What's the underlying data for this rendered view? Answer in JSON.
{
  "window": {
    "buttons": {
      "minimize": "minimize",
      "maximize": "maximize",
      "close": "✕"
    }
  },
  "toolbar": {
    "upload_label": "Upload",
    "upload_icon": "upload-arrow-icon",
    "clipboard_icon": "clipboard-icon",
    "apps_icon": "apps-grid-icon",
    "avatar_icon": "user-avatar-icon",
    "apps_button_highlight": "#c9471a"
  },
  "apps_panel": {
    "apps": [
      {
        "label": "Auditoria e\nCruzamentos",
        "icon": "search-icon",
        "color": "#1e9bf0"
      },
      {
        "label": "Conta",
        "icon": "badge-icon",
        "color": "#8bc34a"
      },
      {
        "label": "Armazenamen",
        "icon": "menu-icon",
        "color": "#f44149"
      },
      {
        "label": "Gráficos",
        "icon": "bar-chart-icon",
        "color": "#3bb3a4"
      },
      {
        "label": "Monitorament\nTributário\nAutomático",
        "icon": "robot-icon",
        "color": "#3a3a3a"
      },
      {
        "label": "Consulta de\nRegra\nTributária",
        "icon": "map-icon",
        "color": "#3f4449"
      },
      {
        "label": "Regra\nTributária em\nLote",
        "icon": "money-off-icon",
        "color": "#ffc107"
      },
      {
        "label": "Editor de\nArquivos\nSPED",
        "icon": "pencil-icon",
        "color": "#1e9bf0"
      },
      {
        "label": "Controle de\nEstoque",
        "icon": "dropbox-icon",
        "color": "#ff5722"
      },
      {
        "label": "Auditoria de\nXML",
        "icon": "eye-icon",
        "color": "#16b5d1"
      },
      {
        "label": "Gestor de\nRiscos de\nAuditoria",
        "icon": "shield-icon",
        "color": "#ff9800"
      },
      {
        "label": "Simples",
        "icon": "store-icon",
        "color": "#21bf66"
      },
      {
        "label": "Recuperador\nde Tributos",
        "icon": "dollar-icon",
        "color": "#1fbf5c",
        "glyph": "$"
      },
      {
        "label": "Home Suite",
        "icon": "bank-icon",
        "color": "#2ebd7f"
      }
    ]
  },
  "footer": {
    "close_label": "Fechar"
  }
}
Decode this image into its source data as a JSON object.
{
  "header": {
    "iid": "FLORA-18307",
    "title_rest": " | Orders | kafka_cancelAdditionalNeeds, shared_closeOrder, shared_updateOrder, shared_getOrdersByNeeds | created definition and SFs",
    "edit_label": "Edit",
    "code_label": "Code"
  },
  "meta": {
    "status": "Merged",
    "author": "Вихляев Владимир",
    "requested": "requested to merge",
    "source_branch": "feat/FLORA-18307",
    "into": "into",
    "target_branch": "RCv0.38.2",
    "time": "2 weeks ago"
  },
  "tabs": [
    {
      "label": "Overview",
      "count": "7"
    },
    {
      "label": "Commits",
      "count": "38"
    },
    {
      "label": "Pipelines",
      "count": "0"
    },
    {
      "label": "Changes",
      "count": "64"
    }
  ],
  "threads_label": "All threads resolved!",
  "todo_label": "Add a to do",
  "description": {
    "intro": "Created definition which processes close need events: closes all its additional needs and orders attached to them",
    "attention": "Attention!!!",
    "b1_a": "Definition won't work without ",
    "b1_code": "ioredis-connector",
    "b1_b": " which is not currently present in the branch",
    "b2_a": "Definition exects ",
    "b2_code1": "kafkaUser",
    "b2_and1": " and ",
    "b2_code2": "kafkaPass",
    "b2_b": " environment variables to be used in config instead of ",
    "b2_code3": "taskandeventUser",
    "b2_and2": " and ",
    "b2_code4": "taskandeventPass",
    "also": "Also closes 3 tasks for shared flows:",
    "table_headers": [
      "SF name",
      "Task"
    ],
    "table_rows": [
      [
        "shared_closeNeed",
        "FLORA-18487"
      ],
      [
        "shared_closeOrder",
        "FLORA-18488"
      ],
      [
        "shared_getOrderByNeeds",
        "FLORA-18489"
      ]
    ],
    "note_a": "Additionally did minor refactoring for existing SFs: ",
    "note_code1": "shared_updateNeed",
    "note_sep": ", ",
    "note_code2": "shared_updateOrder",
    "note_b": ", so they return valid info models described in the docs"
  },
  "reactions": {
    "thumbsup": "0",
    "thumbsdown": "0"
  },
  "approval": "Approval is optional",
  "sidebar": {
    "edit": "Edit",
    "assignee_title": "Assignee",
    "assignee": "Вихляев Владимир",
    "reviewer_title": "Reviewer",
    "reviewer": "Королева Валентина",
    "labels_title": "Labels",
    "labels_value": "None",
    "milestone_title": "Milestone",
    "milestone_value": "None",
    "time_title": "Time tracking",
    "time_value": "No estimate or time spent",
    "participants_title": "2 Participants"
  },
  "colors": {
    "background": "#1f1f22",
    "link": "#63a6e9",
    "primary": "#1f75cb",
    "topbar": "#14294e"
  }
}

**********

What this task involves:
Set every line of the listing down word for word.

Task result:
What's the underlying data for this rendered view? Answer in JSON.
{
  "window": {
    "buttons": {
      "minimize": "minimize",
      "maximize": "maximize",
      "close": "✕"
    }
  },
  "toolbar": {
    "upload_label": "Upload",
    "upload_icon": "upload-arrow-icon",
    "clipboard_icon": "clipboard-icon",
    "apps_icon": "apps-grid-icon",
    "avatar_icon": "user-avatar-icon",
    "apps_button_highlight": "#c9471a"
  },
  "apps_panel": {
    "apps": [
      {
        "label": "Auditoria e\nCruzamentos",
        "icon": "search-icon",
        "color": "#1e9bf0"
      },
      {
        "label": "Conta",
        "icon": "badge-icon",
        "color": "#8bc34a"
      },
      {
        "label": "Armazenamen",
        "icon": "menu-icon",
        "color": "#f44149"
      },
      {
        "label": "Gráficos",
        "icon": "bar-chart-icon",
        "color": "#3bb3a4"
      },
      {
        "label": "Monitorament\nTributário\nAutomático",
        "icon": "robot-icon",
        "color": "#3a3a3a"
      },
      {
        "label": "Consulta de\nRegra\nTributária",
        "icon": "map-icon",
        "color": "#3f4449"
      },
      {
        "label": "Regra\nTributária em\nLote",
        "icon": "money-off-icon",
        "color": "#ffc107"
      },
      {
        "label": "Editor de\nArquivos\nSPED",
        "icon": "pencil-icon",
        "color": "#1e9bf0"
      },
      {
        "label": "Controle de\nEstoque",
        "icon": "dropbox-icon",
        "color": "#ff5722"
      },
      {
        "label": "Auditoria de\nXML",
        "icon": "eye-icon",
        "color": "#16b5d1"
      },
      {
        "label": "Gestor de\nRiscos de\nAuditoria",
        "icon": "shield-icon",
        "color": "#ff9800"
      },
      {
        "label": "Simples",
        "icon": "store-icon",
        "color": "#21bf66"
      },
      {
        "label": "Recuperador\nde Tributos",
        "icon": "dollar-icon",
        "color": "#1fbf5c",
        "glyph": "$"
      },
      {
        "label": "Home Suite",
        "icon": "bank-icon",
        "color": "#2ebd7f"
      }
    ]
  },
  "footer": {
    "close_label": "Fechar"
  }
}
Decode this image into its source data as a JSON object.
{
  "header": {
    "iid": "FLORA-18307",
    "title_rest": " | Orders | kafka_cancelAdditionalNeeds, shared_closeOrder, shared_updateOrder, shared_getOrdersByNeeds | created definition and SFs",
    "edit_label": "Edit",
    "code_label": "Code"
  },
  "meta": {
    "status": "Merged",
    "author": "Вихляев Владимир",
    "requested": "requested to merge",
    "source_branch": "feat/FLORA-18307",
    "into": "into",
    "target_branch": "RCv0.38.2",
    "time": "2 weeks ago"
  },
  "tabs": [
    {
      "label": "Overview",
      "count": "7"
    },
    {
      "label": "Commits",
      "count": "38"
    },
    {
      "label": "Pipelines",
      "count": "0"
    },
    {
      "label": "Changes",
      "count": "64"
    }
  ],
  "threads_label": "All threads resolved!",
  "todo_label": "Add a to do",
  "description": {
    "intro": "Created definition which processes close need events: closes all its additional needs and orders attached to them",
    "attention": "Attention!!!",
    "b1_a": "Definition won't work without ",
    "b1_code": "ioredis-connector",
    "b1_b": " which is not currently present in the branch",
    "b2_a": "Definition exects ",
    "b2_code1": "kafkaUser",
    "b2_and1": " and ",
    "b2_code2": "kafkaPass",
    "b2_b": " environment variables to be used in config instead of ",
    "b2_code3": "taskandeventUser",
    "b2_and2": " and ",
    "b2_code4": "taskandeventPass",
    "also": "Also closes 3 tasks for shared flows:",
    "table_headers": [
      "SF name",
      "Task"
    ],
    "table_rows": [
      [
        "shared_closeNeed",
        "FLORA-18487"
      ],
      [
        "shared_closeOrder",
        "FLORA-18488"
      ],
      [
        "shared_getOrderByNeeds",
        "FLORA-18489"
      ]
    ],
    "note_a": "Additionally did minor refactoring for existing SFs: ",
    "note_code1": "shared_updateNeed",
    "note_sep": ", ",
    "note_code2": "shared_updateOrder",
    "note_b": ", so they return valid info models described in the docs"
  },
  "reactions": {
    "thumbsup": "0",
    "thumbsdown": "0"
  },
  "approval": "Approval is optional",
  "sidebar": {
    "edit": "Edit",
    "assignee_title": "Assignee",
    "assignee": "Вихляев Владимир",
    "reviewer_title": "Reviewer",
    "reviewer": "Королева Валентина",
    "labels_title": "Labels",
    "labels_value": "None",
    "milestone_title": "Milestone",
    "milestone_value": "None",
    "time_title": "Time tracking",
    "time_value": "No estimate or time spent",
    "participants_title": "2 Participants"
  },
  "colors": {
    "background": "#1f1f22",
    "link": "#63a6e9",
    "primary": "#1f75cb",
    "topbar": "#14294e"
  }
}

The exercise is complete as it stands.